--- Begin Data supplied ---

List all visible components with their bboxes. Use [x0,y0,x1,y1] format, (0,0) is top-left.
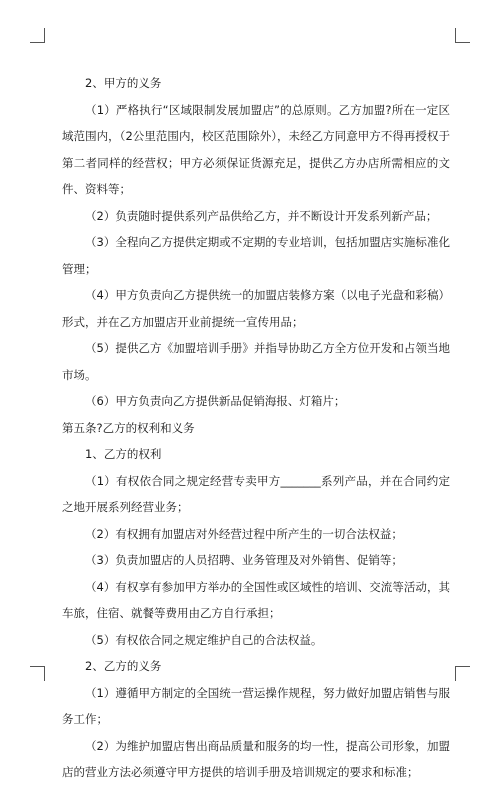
paragraph: （2）负责随时提供系列产品供给乙方，并不断设计开发系列新产品； [85,208,438,223]
paragraph: （6）甲方负责向乙方提供新品促销海报、灯箱片； [85,394,346,408]
paragraph: （3）负责加盟店的人员招聘、业务管理及对外销售、促销等； [85,553,403,567]
section-heading: 1、乙方的权利 [85,447,162,461]
crop-mark-top-right [455,28,470,43]
paragraph: （3）全程向乙方提供定期或不定期的专业培训，包括加盟店实施标准化管理； [62,235,450,276]
paragraph: （4）甲方负责向乙方提供统一的加盟店装修方案（以电子光盘和彩稿）形式，并在乙方加盟店开业前提统一宣传用品； [62,288,450,329]
document-body [62,70,450,786]
paragraph: （1）严格执行“区域限制发展加盟店”的总原则。乙方加盟?所在一定区域范围内，（2公里范围内，校区范围除外），未经乙方同意甲方不得再授权于第二者同样的经营权；甲方必须保证货源充足，提供乙方办店所需相应的文件、资料等； [62,102,450,196]
section-heading: 2、甲方的义务 [85,76,162,90]
crop-mark-top-left [30,28,45,43]
paragraph: （1）有权依合同之规定经营专卖甲方_______系列产品，并在合同约定之地开展系列经营业务； [62,473,450,514]
paragraph: （5）有权依合同之规定维护自己的合法权益。 [85,632,323,647]
paragraph: （1）遵循甲方制定的全国统一营运操作规程，努力做好加盟店销售与服务工作； [62,685,450,726]
paragraph: （4）有权享有参加甲方举办的全国性或区域性的培训、交流等活动，其车旅，住宿、就餐等费用由乙方自行承担； [62,579,450,620]
article-heading: 第五条?乙方的权利和义务 [62,420,195,435]
crop-mark-bottom-left [30,666,45,681]
section-heading: 2、乙方的义务 [85,659,162,673]
paragraph: （2）有权拥有加盟店对外经营过程中所产生的一切合法权益； [85,526,403,541]
crop-mark-bottom-right [455,666,470,681]
paragraph: （2）为维护加盟店售出商品质量和服务的均一性，提高公司形象，加盟店的营业方法必须遵守甲方提供的培训手册及培训规定的要求和标准； [62,738,450,779]
paragraph: （5）提供乙方《加盟培训手册》并指导协助乙方全方位开发和占领当地市场。 [62,341,450,382]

--- End Data supplied ---

* To be done *
Return word for word every line from the one containing "paragraph: （2）负责随时提供系列产品供给乙方，并不断设计开发系列新产品； [85,208,438,223]" down through the final line of the entries.

* Problem solution *
paragraph: （2）负责随时提供系列产品供给乙方，并不断设计开发系列新产品； [85,208,438,223]
paragraph: （6）甲方负责向乙方提供新品促销海报、灯箱片； [85,394,346,408]
paragraph: （3）负责加盟店的人员招聘、业务管理及对外销售、促销等； [85,553,403,567]
section-heading: 1、乙方的权利 [85,447,162,461]
crop-mark-top-right [455,28,470,43]
paragraph: （3）全程向乙方提供定期或不定期的专业培训，包括加盟店实施标准化管理； [62,235,450,276]
paragraph: （4）甲方负责向乙方提供统一的加盟店装修方案（以电子光盘和彩稿）形式，并在乙方加盟店开业前提统一宣传用品； [62,288,450,329]
document-body [62,70,450,786]
paragraph: （1）严格执行“区域限制发展加盟店”的总原则。乙方加盟?所在一定区域范围内，（2公里范围内，校区范围除外），未经乙方同意甲方不得再授权于第二者同样的经营权；甲方必须保证货源充足，提供乙方办店所需相应的文件、资料等； [62,102,450,196]
section-heading: 2、甲方的义务 [85,76,162,90]
crop-mark-top-left [30,28,45,43]
paragraph: （1）有权依合同之规定经营专卖甲方_______系列产品，并在合同约定之地开展系列经营业务； [62,473,450,514]
paragraph: （5）有权依合同之规定维护自己的合法权益。 [85,632,323,647]
paragraph: （1）遵循甲方制定的全国统一营运操作规程，努力做好加盟店销售与服务工作； [62,685,450,726]
paragraph: （4）有权享有参加甲方举办的全国性或区域性的培训、交流等活动，其车旅，住宿、就餐等费用由乙方自行承担； [62,579,450,620]
article-heading: 第五条?乙方的权利和义务 [62,420,195,435]
crop-mark-bottom-left [30,666,45,681]
section-heading: 2、乙方的义务 [85,659,162,673]
paragraph: （2）有权拥有加盟店对外经营过程中所产生的一切合法权益； [85,526,403,541]
crop-mark-bottom-right [455,666,470,681]
paragraph: （2）为维护加盟店售出商品质量和服务的均一性，提高公司形象，加盟店的营业方法必须遵守甲方提供的培训手册及培训规定的要求和标准； [62,738,450,779]
paragraph: （5）提供乙方《加盟培训手册》并指导协助乙方全方位开发和占领当地市场。 [62,341,450,382]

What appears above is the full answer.